### The exercise
Gather the lines from the material that contain "true".

===============

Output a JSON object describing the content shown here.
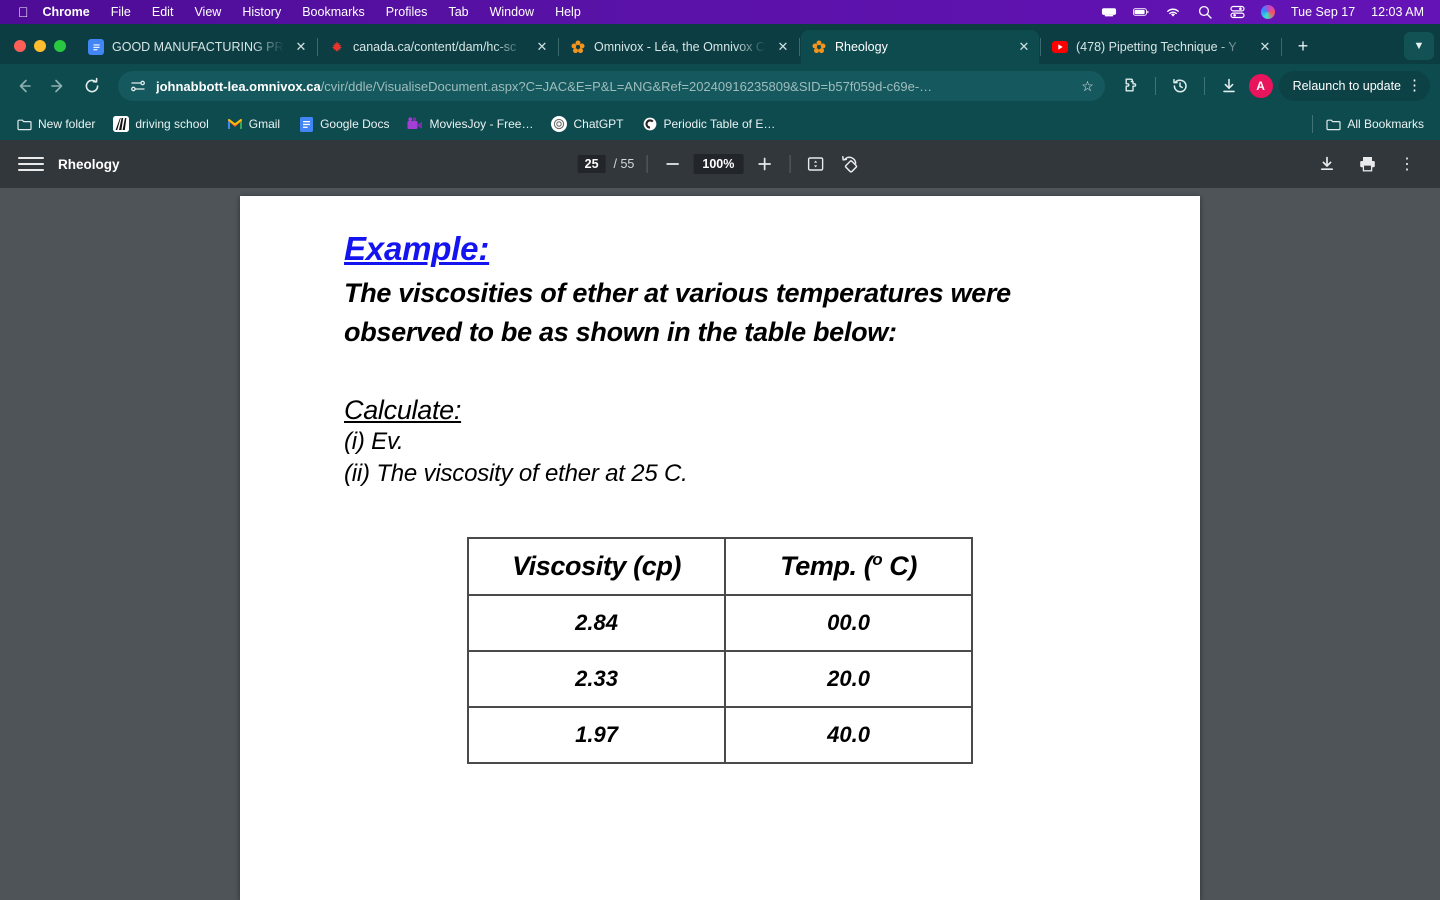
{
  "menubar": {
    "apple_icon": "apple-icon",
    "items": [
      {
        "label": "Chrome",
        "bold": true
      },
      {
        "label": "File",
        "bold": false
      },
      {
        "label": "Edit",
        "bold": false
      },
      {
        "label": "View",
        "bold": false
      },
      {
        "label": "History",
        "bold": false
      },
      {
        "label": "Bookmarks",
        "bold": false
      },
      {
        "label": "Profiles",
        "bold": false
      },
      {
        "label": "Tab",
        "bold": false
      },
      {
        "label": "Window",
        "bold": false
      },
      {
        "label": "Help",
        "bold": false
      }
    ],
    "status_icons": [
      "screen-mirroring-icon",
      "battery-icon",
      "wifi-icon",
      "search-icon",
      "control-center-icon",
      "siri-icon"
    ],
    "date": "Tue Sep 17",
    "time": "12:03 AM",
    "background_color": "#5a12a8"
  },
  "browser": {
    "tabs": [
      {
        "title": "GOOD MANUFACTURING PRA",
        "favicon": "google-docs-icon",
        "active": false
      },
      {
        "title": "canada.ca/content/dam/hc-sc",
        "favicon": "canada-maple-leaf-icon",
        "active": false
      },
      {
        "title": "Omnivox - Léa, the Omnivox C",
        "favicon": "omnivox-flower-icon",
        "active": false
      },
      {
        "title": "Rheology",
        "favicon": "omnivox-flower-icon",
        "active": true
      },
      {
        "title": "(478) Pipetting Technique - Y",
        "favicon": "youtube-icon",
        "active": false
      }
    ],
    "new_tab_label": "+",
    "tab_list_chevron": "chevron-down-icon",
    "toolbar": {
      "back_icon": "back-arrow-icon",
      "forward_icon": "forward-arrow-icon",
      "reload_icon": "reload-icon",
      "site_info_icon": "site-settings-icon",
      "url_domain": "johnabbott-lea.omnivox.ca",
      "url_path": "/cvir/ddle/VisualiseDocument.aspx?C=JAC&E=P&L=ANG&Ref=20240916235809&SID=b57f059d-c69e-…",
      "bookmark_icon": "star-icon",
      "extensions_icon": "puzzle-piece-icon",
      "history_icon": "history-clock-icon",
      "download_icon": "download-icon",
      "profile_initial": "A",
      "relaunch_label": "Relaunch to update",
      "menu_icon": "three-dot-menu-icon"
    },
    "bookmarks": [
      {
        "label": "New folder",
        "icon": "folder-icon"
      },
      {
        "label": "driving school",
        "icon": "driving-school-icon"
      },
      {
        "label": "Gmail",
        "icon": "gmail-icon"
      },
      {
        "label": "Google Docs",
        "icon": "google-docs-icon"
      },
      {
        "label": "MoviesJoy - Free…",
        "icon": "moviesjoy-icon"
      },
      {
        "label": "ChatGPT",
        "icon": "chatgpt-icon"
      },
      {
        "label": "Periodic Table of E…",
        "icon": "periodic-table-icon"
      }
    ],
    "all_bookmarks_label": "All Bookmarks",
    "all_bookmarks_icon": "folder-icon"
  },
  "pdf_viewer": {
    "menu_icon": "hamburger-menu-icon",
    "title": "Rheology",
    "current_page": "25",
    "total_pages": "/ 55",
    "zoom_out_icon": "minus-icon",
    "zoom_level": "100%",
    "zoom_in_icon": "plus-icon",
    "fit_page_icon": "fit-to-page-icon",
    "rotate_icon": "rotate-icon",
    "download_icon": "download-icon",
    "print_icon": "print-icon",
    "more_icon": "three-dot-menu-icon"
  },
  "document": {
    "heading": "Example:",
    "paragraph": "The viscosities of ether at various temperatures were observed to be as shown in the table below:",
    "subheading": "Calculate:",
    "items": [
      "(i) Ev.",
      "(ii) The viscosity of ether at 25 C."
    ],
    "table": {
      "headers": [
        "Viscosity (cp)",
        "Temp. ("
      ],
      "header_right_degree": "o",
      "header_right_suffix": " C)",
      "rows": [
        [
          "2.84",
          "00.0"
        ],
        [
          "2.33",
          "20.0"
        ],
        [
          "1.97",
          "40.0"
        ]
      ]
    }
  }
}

===============

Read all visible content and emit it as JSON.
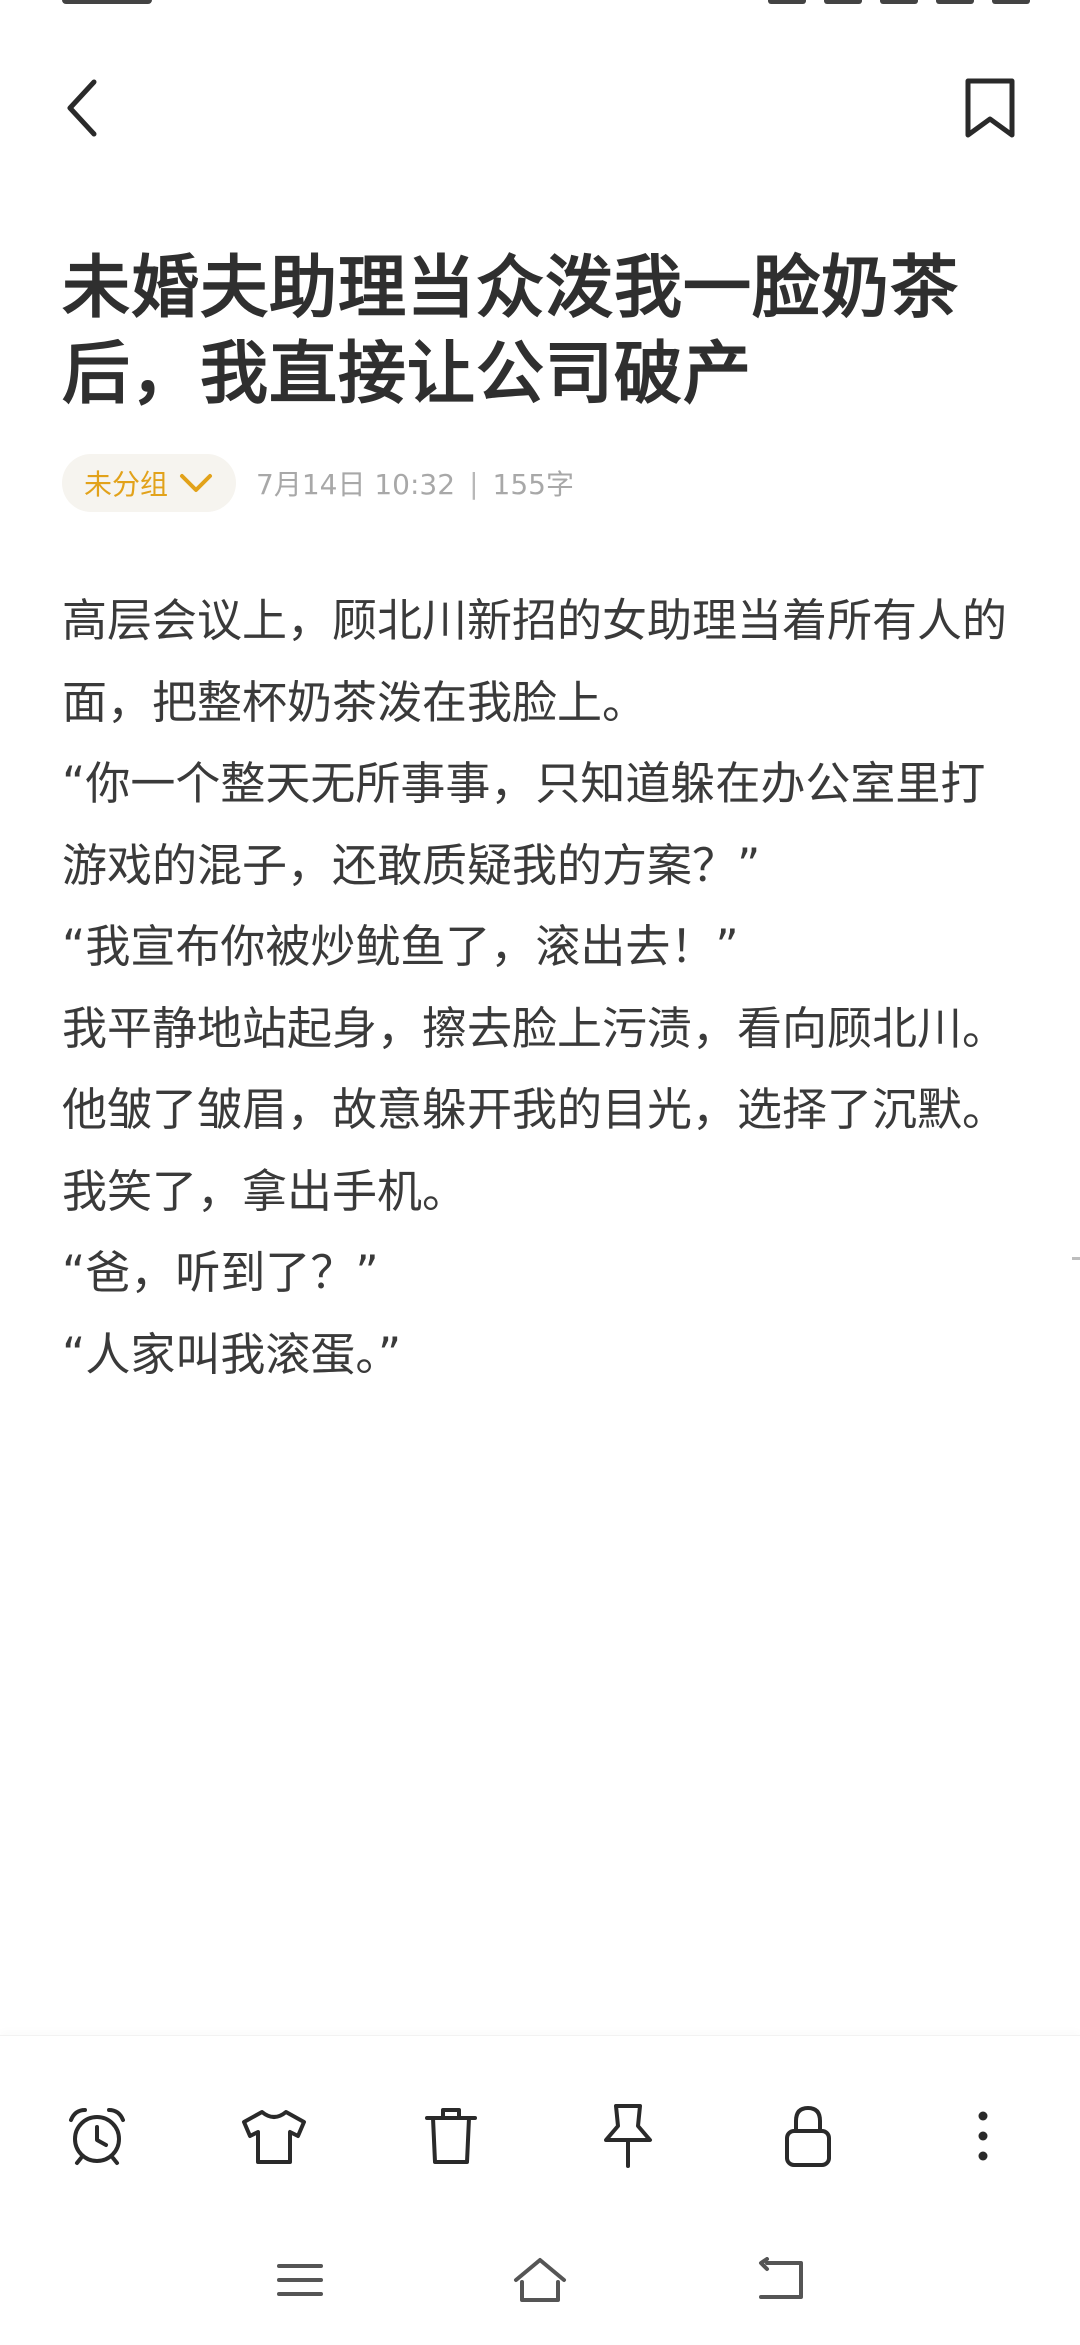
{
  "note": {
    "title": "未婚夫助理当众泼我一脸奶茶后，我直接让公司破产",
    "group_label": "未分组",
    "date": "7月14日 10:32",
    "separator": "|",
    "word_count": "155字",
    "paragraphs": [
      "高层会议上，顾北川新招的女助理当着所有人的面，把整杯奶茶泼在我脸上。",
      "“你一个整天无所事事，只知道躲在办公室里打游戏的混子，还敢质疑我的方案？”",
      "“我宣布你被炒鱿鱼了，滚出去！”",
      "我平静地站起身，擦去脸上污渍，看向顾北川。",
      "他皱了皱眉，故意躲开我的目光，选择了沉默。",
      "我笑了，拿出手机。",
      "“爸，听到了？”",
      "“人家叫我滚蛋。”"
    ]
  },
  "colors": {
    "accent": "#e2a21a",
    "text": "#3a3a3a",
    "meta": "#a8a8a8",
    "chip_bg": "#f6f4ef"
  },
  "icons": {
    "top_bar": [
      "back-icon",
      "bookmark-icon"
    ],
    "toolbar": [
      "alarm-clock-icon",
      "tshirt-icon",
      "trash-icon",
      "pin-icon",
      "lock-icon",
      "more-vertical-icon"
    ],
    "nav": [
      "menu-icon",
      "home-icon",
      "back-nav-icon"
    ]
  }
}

===============

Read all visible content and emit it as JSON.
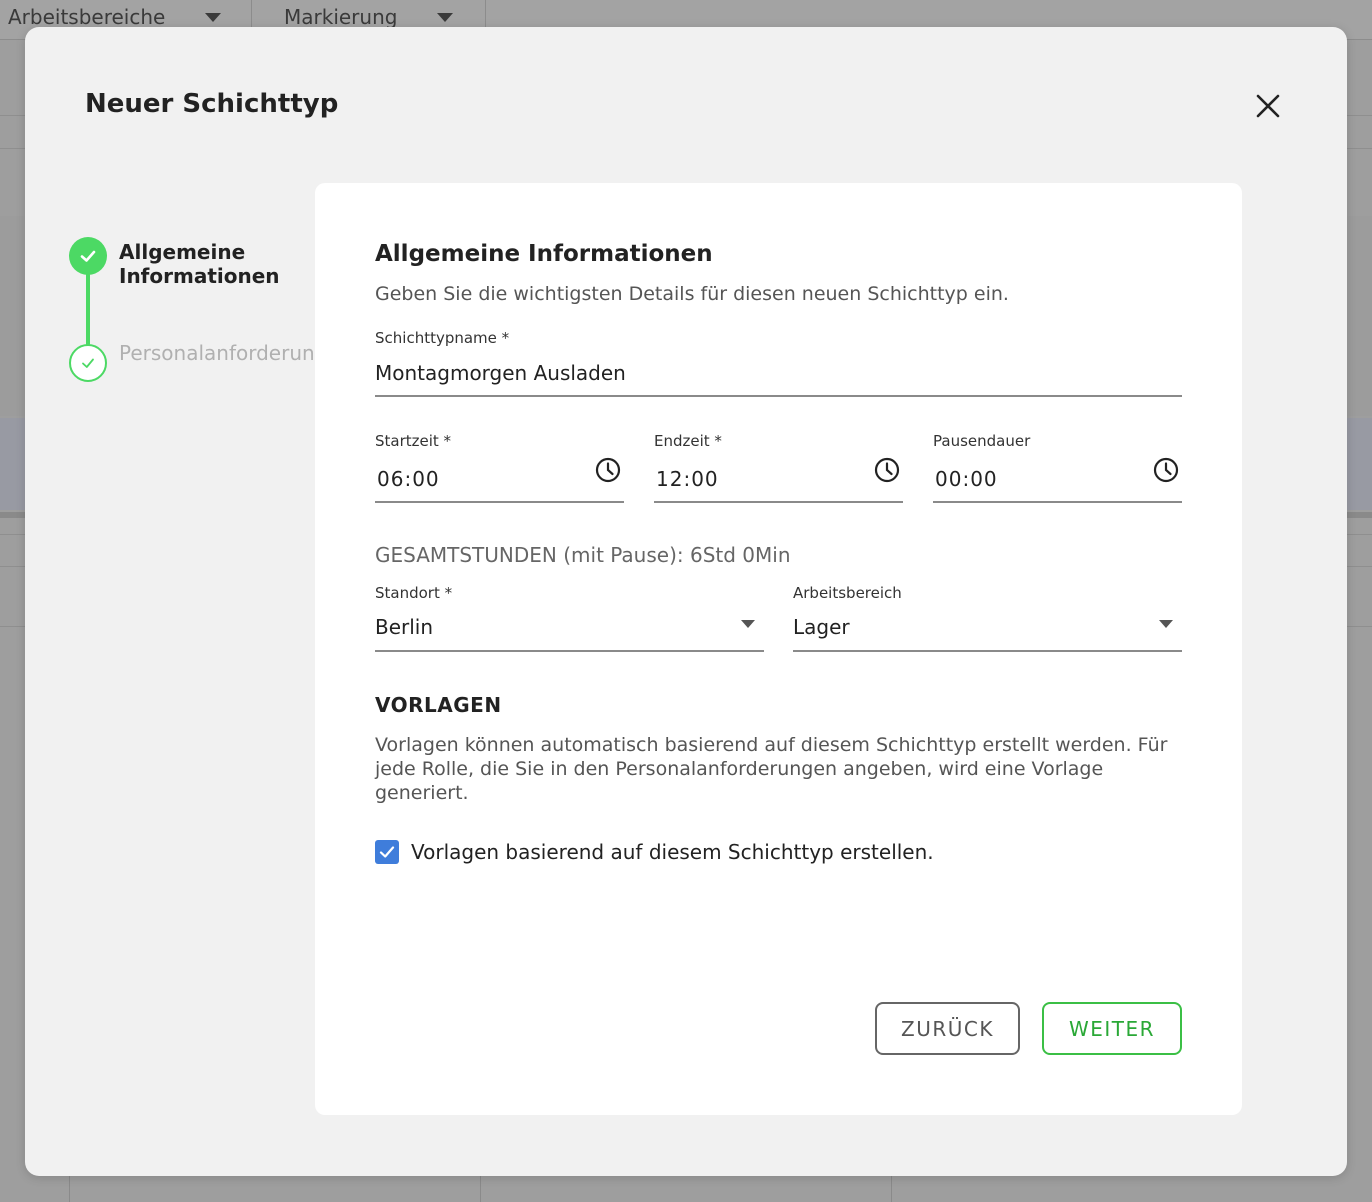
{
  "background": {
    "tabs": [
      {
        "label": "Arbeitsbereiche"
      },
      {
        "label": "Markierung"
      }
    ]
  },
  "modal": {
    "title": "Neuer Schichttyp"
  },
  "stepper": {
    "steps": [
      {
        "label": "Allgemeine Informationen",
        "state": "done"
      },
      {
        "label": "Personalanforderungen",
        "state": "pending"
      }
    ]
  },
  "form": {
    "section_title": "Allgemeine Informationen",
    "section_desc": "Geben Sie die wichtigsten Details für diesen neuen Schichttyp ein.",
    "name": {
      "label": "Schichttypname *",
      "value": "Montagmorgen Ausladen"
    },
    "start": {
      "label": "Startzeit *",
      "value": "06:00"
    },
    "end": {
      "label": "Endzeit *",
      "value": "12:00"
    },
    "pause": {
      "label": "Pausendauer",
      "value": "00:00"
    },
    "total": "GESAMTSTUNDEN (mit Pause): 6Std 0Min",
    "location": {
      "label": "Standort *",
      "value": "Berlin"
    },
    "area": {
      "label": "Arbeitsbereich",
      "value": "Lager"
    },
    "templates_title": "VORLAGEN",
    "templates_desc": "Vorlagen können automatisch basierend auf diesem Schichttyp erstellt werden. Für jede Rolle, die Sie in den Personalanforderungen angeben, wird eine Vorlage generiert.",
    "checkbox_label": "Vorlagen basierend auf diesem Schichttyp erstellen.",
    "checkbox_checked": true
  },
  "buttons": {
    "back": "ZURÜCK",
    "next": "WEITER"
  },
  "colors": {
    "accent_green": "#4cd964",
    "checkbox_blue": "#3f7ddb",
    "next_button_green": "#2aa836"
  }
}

===============

### Result
        "bold": true
        "active": true
    "checkbox_checked": true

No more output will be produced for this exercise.